[Collected data]
§ §

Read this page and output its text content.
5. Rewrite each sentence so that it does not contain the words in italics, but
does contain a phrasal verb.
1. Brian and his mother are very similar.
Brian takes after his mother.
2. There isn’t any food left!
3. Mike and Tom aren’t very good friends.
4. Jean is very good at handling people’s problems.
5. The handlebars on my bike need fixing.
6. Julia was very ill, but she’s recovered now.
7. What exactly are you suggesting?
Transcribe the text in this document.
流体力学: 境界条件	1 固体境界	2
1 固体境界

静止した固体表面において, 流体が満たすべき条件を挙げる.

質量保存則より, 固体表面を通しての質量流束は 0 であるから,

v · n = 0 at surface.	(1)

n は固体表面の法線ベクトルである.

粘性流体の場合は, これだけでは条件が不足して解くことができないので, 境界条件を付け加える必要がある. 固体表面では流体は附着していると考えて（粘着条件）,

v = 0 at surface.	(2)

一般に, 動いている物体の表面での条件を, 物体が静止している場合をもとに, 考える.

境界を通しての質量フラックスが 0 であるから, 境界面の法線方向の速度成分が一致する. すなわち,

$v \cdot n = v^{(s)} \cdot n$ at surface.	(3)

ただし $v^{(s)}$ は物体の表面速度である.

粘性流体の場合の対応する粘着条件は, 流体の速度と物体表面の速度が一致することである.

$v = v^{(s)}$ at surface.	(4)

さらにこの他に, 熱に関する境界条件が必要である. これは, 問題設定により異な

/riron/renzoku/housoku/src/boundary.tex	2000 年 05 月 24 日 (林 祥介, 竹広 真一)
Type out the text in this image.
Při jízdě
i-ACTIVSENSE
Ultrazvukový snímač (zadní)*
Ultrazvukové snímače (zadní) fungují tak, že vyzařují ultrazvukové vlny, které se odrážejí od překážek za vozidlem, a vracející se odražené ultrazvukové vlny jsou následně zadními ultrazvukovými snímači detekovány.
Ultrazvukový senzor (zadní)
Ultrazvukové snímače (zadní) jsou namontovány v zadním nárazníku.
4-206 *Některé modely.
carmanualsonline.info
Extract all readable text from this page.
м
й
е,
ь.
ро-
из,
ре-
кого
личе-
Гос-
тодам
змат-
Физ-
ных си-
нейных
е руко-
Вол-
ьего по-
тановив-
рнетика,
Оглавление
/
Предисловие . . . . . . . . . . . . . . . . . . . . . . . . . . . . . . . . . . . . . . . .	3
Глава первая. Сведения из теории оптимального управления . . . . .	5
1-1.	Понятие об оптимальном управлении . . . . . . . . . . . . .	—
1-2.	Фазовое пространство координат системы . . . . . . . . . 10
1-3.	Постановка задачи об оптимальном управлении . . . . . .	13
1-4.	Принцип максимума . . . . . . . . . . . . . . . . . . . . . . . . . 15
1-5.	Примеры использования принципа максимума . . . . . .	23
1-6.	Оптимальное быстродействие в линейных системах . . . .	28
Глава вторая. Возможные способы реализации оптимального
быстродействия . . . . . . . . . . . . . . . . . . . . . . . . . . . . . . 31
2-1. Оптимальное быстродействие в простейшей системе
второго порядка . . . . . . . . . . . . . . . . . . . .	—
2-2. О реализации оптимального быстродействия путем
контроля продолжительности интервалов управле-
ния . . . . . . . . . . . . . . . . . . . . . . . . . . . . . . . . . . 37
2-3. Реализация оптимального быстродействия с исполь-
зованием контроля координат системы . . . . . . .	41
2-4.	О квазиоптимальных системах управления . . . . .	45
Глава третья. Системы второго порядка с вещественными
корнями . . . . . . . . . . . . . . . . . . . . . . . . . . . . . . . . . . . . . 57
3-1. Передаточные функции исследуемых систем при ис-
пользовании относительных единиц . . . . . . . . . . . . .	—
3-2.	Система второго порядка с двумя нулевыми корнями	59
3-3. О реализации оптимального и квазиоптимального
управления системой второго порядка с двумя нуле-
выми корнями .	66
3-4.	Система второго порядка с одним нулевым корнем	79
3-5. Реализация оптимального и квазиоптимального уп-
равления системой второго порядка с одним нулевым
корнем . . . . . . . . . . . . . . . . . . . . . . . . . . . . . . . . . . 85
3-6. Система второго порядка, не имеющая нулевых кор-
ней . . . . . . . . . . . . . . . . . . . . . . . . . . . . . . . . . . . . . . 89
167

§ §

> _The problem_:
Pick out every line of the listing containing the word "второго", and show those lines.

> _Answer to this problem_:
второго порядка . . . . . . . . . . . . . . . . . . . .	—
Глава третья. Системы второго порядка с вещественными
3-2.	Система второго порядка с двумя нулевыми корнями	59
управления системой второго порядка с двумя нуле-
3-4.	Система второго порядка с одним нулевым корнем	79
равления системой второго порядка с одним нулевым
3-6. Система второго порядка, не имеющая нулевых кор-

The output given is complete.